+++ INFORMATION SUPPLIED
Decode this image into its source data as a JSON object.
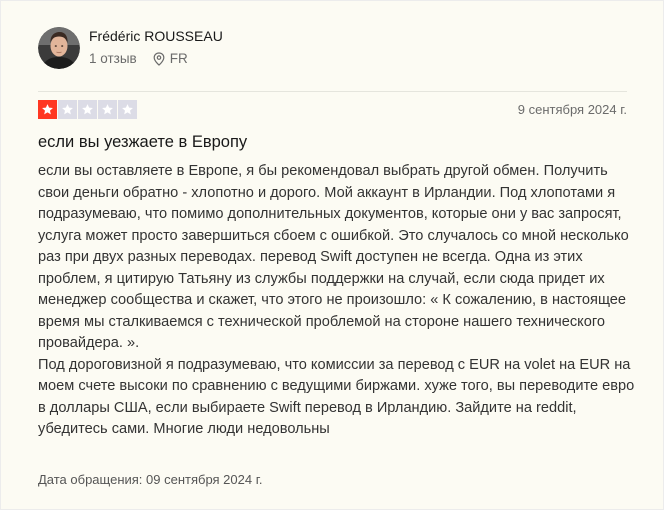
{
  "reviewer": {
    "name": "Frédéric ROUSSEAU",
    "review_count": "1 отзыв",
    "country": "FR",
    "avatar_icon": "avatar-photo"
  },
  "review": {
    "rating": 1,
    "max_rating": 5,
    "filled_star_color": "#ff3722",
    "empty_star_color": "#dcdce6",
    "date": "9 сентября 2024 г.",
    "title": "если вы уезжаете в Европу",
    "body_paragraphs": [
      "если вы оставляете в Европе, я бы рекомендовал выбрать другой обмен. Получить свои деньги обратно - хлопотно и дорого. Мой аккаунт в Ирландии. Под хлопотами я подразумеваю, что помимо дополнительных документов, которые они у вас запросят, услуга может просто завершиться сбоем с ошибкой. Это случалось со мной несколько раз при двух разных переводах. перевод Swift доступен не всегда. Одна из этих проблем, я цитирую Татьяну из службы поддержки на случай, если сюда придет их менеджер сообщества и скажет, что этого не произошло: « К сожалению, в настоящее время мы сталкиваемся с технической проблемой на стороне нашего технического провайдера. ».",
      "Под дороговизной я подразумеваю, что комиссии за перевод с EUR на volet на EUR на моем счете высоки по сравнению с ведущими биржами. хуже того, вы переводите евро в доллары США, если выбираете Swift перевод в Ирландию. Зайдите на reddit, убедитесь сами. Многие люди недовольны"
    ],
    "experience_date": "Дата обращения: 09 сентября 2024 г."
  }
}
++++++
● **EXERCISE GOAL**
Read through the entries and copy each line in which "подразумеваю" appears.

● **ANSWER TO THE TASK**
      "если вы оставляете в Европе, я бы рекомендовал выбрать другой обмен. Получить свои деньги обратно - хлопотно и дорого. Мой аккаунт в Ирландии. Под хлопотами я подразумеваю, что помимо дополнительных документов, которые они у вас запросят, услуга может просто завершиться сбоем с ошибкой. Это случалось со мной несколько раз при двух разных переводах. перевод Swift доступен не всегда. Одна из этих проблем, я цитирую Татьяну из службы поддержки на случай, если сюда придет их менеджер сообщества и скажет, что этого не произошло: « К сожалению, в настоящее время мы сталкиваемся с технической проблемой на стороне нашего технического провайдера. ».",
      "Под дороговизной я подразумеваю, что комиссии за перевод с EUR на volet на EUR на моем счете высоки по сравнению с ведущими биржами. хуже того, вы переводите евро в доллары США, если выбираете Swift перевод в Ирландию. Зайдите на reddit, убедитесь сами. Многие люди недовольны"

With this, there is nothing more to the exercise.